Stated problem 1:
Answer these questions about the forum post on testing loop quantum gravity (LQG), one answer per line:
(a) Which pages of Smolin's March 2003 paper does the post call the most concise description?
(b) Which scenario does Smolin say the observations have already ruled out?
(c) In which formula do the numbers alpha and beta occur?
Stated problem 2:
Write out the part of the forum post on testing loop quantum gravity (LQG) between "I do not fully" and "stringently as possible.", inclusive, with no changes.

Text segment:
Originally posted by wolram
how can a purly optical observation prove anything about
the ultimate make up of space time? i understand the
theory about distant objects exhibiting fuzziness, but how can one
predict how out of phase, step, alignment,these Planckian packets
of quanta are.

I do not fully understand the testing of LQG that (in a small gradual way) has already begun. The most concise description is pages 17-20 of Smolin's March 2003 paper
"How far are we from the quantum theory of gravity?"
http://arxiv.org./abs/hep-th/0303185

Someone else may of course step in and make it all clear, but supposing they dont, then here is what I suggest you do.

Read pages 17-20 whether you can understand them or not.
This will acquaint you with two possibilities "Scenario A and B"
Smolin says that Scenario A is already ruled out by the observations.
It will also acquaint you with two numbers alpha and beta
which occur in formula (2) at the top of page 18.
These numbers are the numbers that the observations are struggling to squeeze down into a narrowing range of possibility---to "constrain" as stringently as possible.

Dataset records:
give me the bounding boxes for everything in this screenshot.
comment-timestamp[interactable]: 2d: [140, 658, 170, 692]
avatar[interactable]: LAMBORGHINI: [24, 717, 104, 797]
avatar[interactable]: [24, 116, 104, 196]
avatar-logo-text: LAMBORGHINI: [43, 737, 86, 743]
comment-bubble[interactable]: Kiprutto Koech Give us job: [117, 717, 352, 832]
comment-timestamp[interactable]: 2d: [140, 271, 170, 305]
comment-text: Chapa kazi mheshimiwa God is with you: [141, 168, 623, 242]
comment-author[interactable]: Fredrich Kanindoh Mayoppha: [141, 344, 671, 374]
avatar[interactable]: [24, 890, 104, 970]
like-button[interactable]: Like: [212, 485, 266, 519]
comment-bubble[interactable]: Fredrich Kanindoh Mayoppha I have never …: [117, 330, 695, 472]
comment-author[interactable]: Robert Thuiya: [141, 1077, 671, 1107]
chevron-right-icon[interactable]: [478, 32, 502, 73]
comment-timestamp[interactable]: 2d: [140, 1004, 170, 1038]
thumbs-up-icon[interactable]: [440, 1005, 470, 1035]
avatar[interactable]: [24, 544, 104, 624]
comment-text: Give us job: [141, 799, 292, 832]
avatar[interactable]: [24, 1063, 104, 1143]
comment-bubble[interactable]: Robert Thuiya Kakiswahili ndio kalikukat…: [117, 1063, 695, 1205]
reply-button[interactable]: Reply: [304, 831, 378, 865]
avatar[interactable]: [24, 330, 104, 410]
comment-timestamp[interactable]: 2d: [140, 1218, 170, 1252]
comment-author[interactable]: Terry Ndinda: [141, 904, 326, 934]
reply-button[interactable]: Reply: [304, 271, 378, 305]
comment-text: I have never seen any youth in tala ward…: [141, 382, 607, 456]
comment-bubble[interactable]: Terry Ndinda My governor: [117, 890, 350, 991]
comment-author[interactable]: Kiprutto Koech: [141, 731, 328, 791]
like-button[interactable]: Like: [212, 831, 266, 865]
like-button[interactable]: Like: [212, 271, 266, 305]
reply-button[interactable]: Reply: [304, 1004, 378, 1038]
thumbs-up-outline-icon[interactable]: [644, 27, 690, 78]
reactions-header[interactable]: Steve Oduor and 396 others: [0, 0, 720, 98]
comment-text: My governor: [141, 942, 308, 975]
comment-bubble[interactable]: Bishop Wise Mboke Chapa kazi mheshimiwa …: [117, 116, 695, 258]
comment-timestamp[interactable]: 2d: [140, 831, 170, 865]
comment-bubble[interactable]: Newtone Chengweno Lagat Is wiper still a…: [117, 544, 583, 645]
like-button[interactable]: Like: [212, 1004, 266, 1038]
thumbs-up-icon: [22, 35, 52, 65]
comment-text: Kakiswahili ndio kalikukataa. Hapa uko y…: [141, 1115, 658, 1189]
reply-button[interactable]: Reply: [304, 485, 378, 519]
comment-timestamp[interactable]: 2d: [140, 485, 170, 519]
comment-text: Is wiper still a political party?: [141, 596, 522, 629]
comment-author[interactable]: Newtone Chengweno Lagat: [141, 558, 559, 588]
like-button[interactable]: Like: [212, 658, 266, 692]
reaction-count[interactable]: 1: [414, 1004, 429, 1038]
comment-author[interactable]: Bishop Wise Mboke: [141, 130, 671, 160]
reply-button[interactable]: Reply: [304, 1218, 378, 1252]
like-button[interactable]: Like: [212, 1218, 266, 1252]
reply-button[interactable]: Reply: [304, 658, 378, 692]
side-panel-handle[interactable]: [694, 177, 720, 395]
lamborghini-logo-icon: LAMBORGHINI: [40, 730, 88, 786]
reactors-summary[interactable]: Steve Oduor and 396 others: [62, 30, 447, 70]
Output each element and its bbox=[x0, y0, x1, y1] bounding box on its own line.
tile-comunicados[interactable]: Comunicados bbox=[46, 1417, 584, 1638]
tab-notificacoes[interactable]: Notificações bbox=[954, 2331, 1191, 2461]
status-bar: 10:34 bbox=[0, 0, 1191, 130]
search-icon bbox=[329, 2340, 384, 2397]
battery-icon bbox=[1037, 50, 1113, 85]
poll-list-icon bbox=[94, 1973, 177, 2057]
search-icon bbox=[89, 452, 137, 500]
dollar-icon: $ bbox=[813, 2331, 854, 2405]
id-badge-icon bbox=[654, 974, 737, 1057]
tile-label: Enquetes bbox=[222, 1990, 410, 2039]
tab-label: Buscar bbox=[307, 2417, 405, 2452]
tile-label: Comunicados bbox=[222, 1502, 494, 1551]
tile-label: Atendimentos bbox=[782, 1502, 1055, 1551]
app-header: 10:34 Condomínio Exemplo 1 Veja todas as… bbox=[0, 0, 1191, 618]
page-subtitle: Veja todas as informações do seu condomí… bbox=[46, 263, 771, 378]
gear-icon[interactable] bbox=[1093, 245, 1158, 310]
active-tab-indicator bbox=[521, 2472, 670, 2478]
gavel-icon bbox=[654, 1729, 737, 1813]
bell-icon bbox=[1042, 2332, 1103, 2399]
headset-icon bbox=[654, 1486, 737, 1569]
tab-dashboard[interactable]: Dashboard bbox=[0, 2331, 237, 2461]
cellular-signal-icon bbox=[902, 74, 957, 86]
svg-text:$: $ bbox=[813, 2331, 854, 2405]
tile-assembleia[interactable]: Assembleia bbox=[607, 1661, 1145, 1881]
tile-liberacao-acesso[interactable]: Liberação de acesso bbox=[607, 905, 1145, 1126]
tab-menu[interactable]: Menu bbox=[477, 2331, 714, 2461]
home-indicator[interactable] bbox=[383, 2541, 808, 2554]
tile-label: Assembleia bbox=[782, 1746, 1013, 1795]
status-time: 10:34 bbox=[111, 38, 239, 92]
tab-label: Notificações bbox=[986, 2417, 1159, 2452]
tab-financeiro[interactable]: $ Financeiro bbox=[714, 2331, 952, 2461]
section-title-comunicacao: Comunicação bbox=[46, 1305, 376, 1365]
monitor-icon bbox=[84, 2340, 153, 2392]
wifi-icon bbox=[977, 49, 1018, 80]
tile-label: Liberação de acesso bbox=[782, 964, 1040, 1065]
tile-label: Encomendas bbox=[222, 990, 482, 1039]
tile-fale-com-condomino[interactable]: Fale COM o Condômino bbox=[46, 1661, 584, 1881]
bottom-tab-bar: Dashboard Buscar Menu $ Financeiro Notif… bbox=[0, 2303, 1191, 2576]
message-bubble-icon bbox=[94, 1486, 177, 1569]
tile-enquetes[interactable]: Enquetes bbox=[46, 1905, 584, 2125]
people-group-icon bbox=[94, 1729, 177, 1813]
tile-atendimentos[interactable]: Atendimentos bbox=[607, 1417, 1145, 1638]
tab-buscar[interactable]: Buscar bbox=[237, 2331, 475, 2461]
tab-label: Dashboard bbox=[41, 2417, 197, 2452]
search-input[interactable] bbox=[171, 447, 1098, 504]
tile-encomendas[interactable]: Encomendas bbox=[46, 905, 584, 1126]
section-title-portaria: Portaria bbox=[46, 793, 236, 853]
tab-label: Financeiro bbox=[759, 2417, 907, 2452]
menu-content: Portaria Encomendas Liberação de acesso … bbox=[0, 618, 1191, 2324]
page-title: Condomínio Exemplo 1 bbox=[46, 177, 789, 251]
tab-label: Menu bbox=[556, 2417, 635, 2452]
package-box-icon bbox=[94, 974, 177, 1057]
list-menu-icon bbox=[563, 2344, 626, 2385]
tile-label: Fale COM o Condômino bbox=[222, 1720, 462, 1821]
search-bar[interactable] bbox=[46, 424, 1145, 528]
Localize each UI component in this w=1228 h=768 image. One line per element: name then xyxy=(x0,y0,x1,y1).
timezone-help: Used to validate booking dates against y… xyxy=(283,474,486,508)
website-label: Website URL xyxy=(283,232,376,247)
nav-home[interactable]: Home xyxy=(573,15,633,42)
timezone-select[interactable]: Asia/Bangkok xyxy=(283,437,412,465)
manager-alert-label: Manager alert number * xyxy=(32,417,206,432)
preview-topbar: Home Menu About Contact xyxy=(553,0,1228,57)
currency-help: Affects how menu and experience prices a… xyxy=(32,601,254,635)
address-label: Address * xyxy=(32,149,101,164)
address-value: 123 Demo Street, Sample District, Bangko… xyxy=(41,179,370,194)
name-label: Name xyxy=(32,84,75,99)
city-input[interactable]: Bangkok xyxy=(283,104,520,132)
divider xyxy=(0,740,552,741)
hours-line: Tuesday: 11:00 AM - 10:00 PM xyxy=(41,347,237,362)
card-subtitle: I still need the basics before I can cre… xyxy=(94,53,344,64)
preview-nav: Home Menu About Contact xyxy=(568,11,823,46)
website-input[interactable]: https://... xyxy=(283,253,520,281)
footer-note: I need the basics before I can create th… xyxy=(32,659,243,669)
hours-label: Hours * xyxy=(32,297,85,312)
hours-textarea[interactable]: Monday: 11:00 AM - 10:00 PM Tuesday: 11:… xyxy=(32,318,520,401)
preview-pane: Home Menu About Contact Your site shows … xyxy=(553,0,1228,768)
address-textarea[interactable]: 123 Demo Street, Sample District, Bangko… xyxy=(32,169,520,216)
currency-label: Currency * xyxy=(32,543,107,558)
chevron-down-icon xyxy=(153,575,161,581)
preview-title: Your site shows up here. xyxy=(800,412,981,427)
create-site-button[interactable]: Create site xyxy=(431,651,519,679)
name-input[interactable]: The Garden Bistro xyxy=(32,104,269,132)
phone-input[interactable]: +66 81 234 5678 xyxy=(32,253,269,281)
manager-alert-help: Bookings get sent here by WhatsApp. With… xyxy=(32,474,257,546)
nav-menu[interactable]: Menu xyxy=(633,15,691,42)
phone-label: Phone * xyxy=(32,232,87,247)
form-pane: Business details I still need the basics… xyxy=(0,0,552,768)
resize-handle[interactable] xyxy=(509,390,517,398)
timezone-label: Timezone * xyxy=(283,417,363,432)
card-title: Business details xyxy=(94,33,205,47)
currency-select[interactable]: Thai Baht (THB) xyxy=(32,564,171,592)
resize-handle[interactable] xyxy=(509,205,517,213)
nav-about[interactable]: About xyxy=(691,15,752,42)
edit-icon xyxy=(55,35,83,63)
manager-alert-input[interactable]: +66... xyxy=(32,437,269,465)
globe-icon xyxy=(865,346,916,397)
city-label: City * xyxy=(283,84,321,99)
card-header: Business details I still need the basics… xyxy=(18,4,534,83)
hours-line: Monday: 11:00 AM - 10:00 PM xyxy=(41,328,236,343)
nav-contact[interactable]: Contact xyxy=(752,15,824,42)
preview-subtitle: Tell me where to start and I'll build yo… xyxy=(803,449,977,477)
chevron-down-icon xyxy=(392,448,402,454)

Full solution 1:
(a) Pages 17-20
(b) Scenario A
(c) Formula (2), at the top of page 18

Full solution 2:
I do not fully understand the testing of LQG that (in a small gradual way) has already begun. The most concise description is pages 17-20 of Smolin's March 2003 paper
"How far are we from the quantum theory of gravity?"
http://arxiv.org./abs/hep-th/0303185

Someone else may of course step in and make it all clear, but supposing they dont, then here is what I suggest you do.

Read pages 17-20 whether you can understand them or not.
This will acquaint you with two possibilities "Scenario A and B"
Smolin says that Scenario A is already ruled out by the observations.
It will also acquaint you with two numbers alpha and beta
which occur in formula (2) at the top of page 18.
These numbers are the numbers that the observations are struggling to squeeze down into a narrowing range of possibility---to "constrain" as stringently as possible.